Rizi Timane is a transgender minister and grief counselor now living in Los Angeles, who grew up in northern Nigeria.  Realizing at age eight that he was a boy living in a girl’s body, he approached his parents about this dilemma.  His parents, converts to fundamentalist Christianity, responded with attempted exorcisms and other reparative therapies that sought to “pray the gay away.”  This was echoed by harassment in the larger community by his peers. Thankfully, he also had a handful of friends and relatives who also supported him.  He has written a powerful book, “An Unspoken Compromise,” which describes his own coming-of-age tale, his ongoing struggle to get his parents to understand and accept him, his transition from female to male, and his marriage to a loving wife.   In a special second edition to the book, Rizi describes a personal journey now come full circle with the reconciliation that has come in the past year with his parents.

Rizi comes to these experiences as a minister and grief counselor, but someone wary of the prevalent hypocrisy and hatefulness made manifest in the name of religion.  He encourages Christians and others, regardless of their religious background, to explore a spiritual path that rejects these man-made perversions of faith, encouraging them instead to embrace a life modeled on the example that Jesus laid out for the world, one in which “love thy neighbor as thyself” is the resounding message.

## PROBLEM TO WORK ON
Write out the part of the passage about Rizi Timane word for word, starting with "Rizi comes to" and going on through "the resounding message.".

## DATA UNDER STUDY
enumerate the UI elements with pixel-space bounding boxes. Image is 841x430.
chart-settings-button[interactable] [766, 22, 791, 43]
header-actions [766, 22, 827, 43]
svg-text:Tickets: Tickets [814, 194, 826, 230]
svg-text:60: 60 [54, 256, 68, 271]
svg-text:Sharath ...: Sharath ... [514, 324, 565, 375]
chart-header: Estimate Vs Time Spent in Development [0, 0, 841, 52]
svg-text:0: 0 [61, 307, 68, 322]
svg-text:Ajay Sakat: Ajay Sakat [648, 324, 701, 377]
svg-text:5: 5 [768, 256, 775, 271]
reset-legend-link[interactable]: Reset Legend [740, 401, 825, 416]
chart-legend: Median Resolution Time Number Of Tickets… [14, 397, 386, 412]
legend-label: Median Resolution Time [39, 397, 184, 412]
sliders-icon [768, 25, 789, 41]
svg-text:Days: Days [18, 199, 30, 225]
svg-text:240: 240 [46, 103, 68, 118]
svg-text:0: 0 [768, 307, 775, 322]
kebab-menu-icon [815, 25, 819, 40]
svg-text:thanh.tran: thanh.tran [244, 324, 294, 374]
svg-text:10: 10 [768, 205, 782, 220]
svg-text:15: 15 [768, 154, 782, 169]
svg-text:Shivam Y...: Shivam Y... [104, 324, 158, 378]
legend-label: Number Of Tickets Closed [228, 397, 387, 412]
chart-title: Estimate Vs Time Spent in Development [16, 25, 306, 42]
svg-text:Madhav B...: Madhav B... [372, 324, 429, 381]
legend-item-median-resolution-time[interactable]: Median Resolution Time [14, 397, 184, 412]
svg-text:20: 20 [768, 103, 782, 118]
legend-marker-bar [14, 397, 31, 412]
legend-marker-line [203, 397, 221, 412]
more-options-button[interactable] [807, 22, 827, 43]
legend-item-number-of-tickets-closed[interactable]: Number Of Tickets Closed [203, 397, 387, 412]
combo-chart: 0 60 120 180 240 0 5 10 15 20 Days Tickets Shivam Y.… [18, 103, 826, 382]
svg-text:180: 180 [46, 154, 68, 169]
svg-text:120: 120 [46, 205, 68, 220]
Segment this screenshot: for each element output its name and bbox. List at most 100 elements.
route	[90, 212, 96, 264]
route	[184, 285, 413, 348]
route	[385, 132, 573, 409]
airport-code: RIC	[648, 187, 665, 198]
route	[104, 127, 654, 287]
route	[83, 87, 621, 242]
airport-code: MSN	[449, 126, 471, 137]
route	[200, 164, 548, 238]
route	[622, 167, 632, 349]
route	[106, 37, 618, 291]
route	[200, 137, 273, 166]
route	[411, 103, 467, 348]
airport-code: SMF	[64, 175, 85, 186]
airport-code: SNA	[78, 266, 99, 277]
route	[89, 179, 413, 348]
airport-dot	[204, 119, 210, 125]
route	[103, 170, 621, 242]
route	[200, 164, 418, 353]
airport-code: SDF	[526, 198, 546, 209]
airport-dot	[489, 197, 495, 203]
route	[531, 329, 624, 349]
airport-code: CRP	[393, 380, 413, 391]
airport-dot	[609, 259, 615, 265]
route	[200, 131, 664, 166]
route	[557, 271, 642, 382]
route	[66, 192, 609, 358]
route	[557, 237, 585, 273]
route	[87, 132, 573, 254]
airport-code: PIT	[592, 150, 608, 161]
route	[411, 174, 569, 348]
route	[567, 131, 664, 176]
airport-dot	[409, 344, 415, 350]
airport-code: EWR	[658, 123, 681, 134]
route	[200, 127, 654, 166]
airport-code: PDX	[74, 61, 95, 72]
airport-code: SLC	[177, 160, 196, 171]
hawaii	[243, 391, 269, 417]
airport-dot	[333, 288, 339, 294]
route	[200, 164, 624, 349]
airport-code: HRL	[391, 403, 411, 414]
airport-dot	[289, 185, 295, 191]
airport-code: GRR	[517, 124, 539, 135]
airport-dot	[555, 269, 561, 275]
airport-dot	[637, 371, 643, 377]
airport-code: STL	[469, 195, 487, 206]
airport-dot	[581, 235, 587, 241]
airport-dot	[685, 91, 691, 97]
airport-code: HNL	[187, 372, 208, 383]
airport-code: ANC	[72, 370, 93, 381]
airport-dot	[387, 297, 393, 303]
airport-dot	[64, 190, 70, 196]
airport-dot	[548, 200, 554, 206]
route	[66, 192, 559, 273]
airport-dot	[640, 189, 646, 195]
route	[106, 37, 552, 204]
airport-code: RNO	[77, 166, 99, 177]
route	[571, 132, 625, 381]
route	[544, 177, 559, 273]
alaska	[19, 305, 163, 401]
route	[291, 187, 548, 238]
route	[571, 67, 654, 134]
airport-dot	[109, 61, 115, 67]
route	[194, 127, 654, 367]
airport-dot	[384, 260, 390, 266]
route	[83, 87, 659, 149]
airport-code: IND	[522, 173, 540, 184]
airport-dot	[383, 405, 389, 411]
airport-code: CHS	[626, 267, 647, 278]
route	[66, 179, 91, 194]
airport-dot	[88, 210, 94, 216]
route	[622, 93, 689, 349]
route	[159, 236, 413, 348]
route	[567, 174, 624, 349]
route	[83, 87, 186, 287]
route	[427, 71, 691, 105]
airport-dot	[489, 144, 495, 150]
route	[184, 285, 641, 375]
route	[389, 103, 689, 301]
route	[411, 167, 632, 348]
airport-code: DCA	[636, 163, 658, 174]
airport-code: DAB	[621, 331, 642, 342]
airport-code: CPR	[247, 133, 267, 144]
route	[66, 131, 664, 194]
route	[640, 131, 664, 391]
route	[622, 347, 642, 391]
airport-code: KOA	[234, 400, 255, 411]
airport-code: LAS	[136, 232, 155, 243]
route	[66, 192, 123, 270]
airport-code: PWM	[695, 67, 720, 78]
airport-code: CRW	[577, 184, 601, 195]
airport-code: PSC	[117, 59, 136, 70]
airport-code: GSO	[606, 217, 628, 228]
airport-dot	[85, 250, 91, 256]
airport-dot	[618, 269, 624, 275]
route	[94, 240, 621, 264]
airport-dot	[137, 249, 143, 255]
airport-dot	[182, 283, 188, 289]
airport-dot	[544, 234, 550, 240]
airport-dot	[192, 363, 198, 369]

## PROBLEM SOLUTION
Rizi comes to these experiences as a minister and grief counselor, but someone wary of the prevalent hypocrisy and hatefulness made manifest in the name of religion.  He encourages Christians and others, regardless of their religious background, to explore a spiritual path that rejects these man-made perversions of faith, encouraging them instead to embrace a life modeled on the example that Jesus laid out for the world, one in which “love thy neighbor as thyself” is the resounding message.